» TASK PROMPT:
Reproduce the following items verbatim, every line of them.

» SUPPLIED DATA:

══════════

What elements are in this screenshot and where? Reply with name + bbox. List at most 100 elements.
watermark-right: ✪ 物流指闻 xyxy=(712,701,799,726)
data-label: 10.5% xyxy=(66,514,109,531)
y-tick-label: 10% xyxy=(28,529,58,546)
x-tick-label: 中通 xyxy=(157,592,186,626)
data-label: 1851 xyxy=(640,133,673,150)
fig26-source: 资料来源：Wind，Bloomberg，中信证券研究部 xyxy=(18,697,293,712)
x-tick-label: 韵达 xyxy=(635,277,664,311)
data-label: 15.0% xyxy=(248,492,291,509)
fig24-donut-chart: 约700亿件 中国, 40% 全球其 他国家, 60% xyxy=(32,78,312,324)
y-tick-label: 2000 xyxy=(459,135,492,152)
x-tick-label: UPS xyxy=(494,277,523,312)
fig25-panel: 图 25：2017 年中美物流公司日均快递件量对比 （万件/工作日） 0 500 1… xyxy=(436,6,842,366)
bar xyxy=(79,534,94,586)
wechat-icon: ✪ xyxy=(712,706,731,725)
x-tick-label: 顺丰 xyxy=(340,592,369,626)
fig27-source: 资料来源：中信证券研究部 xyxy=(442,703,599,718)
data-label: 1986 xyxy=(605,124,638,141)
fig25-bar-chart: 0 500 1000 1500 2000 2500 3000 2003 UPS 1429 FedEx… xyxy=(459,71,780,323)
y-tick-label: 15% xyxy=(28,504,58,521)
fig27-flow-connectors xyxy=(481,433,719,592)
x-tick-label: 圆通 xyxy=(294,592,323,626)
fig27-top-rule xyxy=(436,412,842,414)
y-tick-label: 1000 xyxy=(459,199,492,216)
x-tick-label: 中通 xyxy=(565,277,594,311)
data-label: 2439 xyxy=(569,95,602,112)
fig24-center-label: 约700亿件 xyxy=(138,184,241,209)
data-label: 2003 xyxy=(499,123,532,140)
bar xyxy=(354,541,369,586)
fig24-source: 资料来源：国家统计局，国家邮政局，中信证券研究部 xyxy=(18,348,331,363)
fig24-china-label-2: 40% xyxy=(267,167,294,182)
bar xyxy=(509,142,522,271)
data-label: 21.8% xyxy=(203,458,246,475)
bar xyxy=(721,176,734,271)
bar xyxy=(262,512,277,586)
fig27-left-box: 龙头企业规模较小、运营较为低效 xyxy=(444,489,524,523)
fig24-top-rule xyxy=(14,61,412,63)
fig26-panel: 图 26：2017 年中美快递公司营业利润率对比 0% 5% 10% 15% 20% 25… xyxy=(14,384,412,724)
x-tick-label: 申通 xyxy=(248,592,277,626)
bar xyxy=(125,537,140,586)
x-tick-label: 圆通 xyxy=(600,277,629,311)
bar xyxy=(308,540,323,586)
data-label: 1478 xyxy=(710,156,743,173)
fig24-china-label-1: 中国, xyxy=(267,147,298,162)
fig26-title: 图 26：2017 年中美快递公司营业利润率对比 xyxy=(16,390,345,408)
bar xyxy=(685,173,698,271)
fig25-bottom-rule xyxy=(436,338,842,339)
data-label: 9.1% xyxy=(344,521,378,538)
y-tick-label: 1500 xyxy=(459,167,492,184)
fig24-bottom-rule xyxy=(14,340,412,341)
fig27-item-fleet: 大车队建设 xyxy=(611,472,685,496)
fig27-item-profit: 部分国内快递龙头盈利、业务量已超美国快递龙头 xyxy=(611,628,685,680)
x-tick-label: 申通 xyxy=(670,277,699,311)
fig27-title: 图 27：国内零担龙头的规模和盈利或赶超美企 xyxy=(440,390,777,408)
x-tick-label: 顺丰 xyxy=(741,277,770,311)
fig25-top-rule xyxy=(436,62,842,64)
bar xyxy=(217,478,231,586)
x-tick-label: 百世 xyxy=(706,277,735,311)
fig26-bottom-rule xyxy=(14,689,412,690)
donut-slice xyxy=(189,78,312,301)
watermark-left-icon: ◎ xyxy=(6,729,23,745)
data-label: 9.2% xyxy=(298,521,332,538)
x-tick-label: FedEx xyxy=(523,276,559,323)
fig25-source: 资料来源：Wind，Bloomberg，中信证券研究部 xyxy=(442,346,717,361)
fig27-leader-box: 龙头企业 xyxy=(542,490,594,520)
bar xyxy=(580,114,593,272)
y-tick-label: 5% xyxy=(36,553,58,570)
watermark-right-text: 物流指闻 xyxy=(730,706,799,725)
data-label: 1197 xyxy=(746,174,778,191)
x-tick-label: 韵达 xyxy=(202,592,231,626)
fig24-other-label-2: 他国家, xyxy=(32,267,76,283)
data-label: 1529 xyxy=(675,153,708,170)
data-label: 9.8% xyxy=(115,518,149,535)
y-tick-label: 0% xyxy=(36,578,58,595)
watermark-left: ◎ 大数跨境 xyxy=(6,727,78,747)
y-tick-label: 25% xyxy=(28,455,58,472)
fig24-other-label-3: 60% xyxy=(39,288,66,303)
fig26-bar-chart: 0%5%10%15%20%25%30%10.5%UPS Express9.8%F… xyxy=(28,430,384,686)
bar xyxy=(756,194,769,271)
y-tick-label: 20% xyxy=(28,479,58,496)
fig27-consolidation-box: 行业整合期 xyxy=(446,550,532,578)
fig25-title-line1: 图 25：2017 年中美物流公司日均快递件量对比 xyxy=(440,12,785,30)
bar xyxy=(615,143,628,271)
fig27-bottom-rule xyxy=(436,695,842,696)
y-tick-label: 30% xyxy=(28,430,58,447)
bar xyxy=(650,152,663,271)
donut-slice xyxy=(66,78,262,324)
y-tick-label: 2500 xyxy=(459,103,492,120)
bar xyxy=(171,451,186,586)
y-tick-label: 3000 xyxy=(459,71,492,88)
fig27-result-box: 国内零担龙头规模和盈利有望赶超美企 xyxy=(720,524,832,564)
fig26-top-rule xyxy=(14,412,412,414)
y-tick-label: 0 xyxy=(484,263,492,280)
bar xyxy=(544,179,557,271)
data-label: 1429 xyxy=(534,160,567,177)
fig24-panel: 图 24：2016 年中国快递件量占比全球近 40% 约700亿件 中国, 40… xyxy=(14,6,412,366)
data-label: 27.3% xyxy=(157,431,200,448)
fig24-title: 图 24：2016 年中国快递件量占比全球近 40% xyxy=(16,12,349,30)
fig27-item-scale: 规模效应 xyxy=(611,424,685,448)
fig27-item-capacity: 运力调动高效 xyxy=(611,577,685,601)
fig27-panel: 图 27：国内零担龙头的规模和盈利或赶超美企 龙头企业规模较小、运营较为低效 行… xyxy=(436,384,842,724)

══════════

» FINISHED EXERCISE:
What elements are in this screenshot and where? Reply with name + bbox. List at most 100 elements.
watermark-right: ✪ 物流指闻 xyxy=(712,701,799,726)
data-label: 10.5% xyxy=(66,514,109,531)
y-tick-label: 10% xyxy=(28,529,58,546)
x-tick-label: 中通 xyxy=(157,592,186,626)
data-label: 1851 xyxy=(640,133,673,150)
fig26-source: 资料来源：Wind，Bloomberg，中信证券研究部 xyxy=(18,697,293,712)
x-tick-label: 韵达 xyxy=(635,277,664,311)
data-label: 15.0% xyxy=(248,492,291,509)
fig24-donut-chart: 约700亿件 中国, 40% 全球其 他国家, 60% xyxy=(32,78,312,324)
y-tick-label: 2000 xyxy=(459,135,492,152)
x-tick-label: UPS xyxy=(494,277,523,312)
fig25-panel: 图 25：2017 年中美物流公司日均快递件量对比 （万件/工作日） 0 500 1… xyxy=(436,6,842,366)
bar xyxy=(79,534,94,586)
wechat-icon: ✪ xyxy=(712,706,731,725)
x-tick-label: 顺丰 xyxy=(340,592,369,626)
fig27-source: 资料来源：中信证券研究部 xyxy=(442,703,599,718)
data-label: 1986 xyxy=(605,124,638,141)
fig25-bar-chart: 0 500 1000 1500 2000 2500 3000 2003 UPS 1429 FedEx… xyxy=(459,71,780,323)
y-tick-label: 15% xyxy=(28,504,58,521)
fig27-flow-connectors xyxy=(481,433,719,592)
x-tick-label: 圆通 xyxy=(294,592,323,626)
fig27-top-rule xyxy=(436,412,842,414)
y-tick-label: 1000 xyxy=(459,199,492,216)
x-tick-label: 中通 xyxy=(565,277,594,311)
data-label: 2439 xyxy=(569,95,602,112)
fig24-center-label: 约700亿件 xyxy=(138,184,241,209)
data-label: 2003 xyxy=(499,123,532,140)
bar xyxy=(354,541,369,586)
fig24-source: 资料来源：国家统计局，国家邮政局，中信证券研究部 xyxy=(18,348,331,363)
fig24-china-label-2: 40% xyxy=(267,167,294,182)
bar xyxy=(509,142,522,271)
data-label: 21.8% xyxy=(203,458,246,475)
bar xyxy=(721,176,734,271)
bar xyxy=(262,512,277,586)
fig27-left-box: 龙头企业规模较小、运营较为低效 xyxy=(444,489,524,523)
fig24-top-rule xyxy=(14,61,412,63)
fig26-panel: 图 26：2017 年中美快递公司营业利润率对比 0% 5% 10% 15% 20% 25… xyxy=(14,384,412,724)
x-tick-label: 申通 xyxy=(248,592,277,626)
bar xyxy=(125,537,140,586)
x-tick-label: 圆通 xyxy=(600,277,629,311)
bar xyxy=(308,540,323,586)
data-label: 1478 xyxy=(710,156,743,173)
fig24-china-label-1: 中国, xyxy=(267,147,298,162)
fig26-title: 图 26：2017 年中美快递公司营业利润率对比 xyxy=(16,390,345,408)
bar xyxy=(685,173,698,271)
fig25-bottom-rule xyxy=(436,338,842,339)
data-label: 9.1% xyxy=(344,521,378,538)
y-tick-label: 1500 xyxy=(459,167,492,184)
fig24-bottom-rule xyxy=(14,340,412,341)
fig27-item-fleet: 大车队建设 xyxy=(611,472,685,496)
fig27-item-profit: 部分国内快递龙头盈利、业务量已超美国快递龙头 xyxy=(611,628,685,680)
x-tick-label: 申通 xyxy=(670,277,699,311)
fig27-title: 图 27：国内零担龙头的规模和盈利或赶超美企 xyxy=(440,390,777,408)
x-tick-label: 顺丰 xyxy=(741,277,770,311)
fig25-top-rule xyxy=(436,62,842,64)
bar xyxy=(217,478,231,586)
x-tick-label: 百世 xyxy=(706,277,735,311)
fig26-bottom-rule xyxy=(14,689,412,690)
donut-slice xyxy=(189,78,312,301)
watermark-left-icon: ◎ xyxy=(6,729,23,745)
data-label: 9.2% xyxy=(298,521,332,538)
x-tick-label: FedEx xyxy=(523,276,559,323)
fig25-source: 资料来源：Wind，Bloomberg，中信证券研究部 xyxy=(442,346,717,361)
fig27-leader-box: 龙头企业 xyxy=(542,490,594,520)
bar xyxy=(580,114,593,272)
y-tick-label: 5% xyxy=(36,553,58,570)
watermark-right-text: 物流指闻 xyxy=(730,706,799,725)
data-label: 1197 xyxy=(746,174,778,191)
x-tick-label: 韵达 xyxy=(202,592,231,626)
fig24-other-label-2: 他国家, xyxy=(32,267,76,283)
data-label: 1529 xyxy=(675,153,708,170)
data-label: 9.8% xyxy=(115,518,149,535)
y-tick-label: 0% xyxy=(36,578,58,595)
watermark-left: ◎ 大数跨境 xyxy=(6,727,78,747)
y-tick-label: 25% xyxy=(28,455,58,472)
fig24-other-label-3: 60% xyxy=(39,288,66,303)
fig26-bar-chart: 0%5%10%15%20%25%30%10.5%UPS Express9.8%F… xyxy=(28,430,384,686)
bar xyxy=(756,194,769,271)
y-tick-label: 20% xyxy=(28,479,58,496)
fig27-consolidation-box: 行业整合期 xyxy=(446,550,532,578)
fig25-title-line1: 图 25：2017 年中美物流公司日均快递件量对比 xyxy=(440,12,785,30)
bar xyxy=(615,143,628,271)
fig27-bottom-rule xyxy=(436,695,842,696)
y-tick-label: 30% xyxy=(28,430,58,447)
bar xyxy=(650,152,663,271)
donut-slice xyxy=(66,78,262,324)
y-tick-label: 2500 xyxy=(459,103,492,120)
bar xyxy=(171,451,186,586)
y-tick-label: 3000 xyxy=(459,71,492,88)
fig27-result-box: 国内零担龙头规模和盈利有望赶超美企 xyxy=(720,524,832,564)
fig26-top-rule xyxy=(14,412,412,414)
y-tick-label: 0 xyxy=(484,263,492,280)
bar xyxy=(544,179,557,271)
data-label: 1429 xyxy=(534,160,567,177)
fig24-panel: 图 24：2016 年中国快递件量占比全球近 40% 约700亿件 中国, 40… xyxy=(14,6,412,366)
data-label: 27.3% xyxy=(157,431,200,448)
fig24-title: 图 24：2016 年中国快递件量占比全球近 40% xyxy=(16,12,349,30)
fig27-item-scale: 规模效应 xyxy=(611,424,685,448)
fig27-item-capacity: 运力调动高效 xyxy=(611,577,685,601)
fig27-panel: 图 27：国内零担龙头的规模和盈利或赶超美企 龙头企业规模较小、运营较为低效 行… xyxy=(436,384,842,724)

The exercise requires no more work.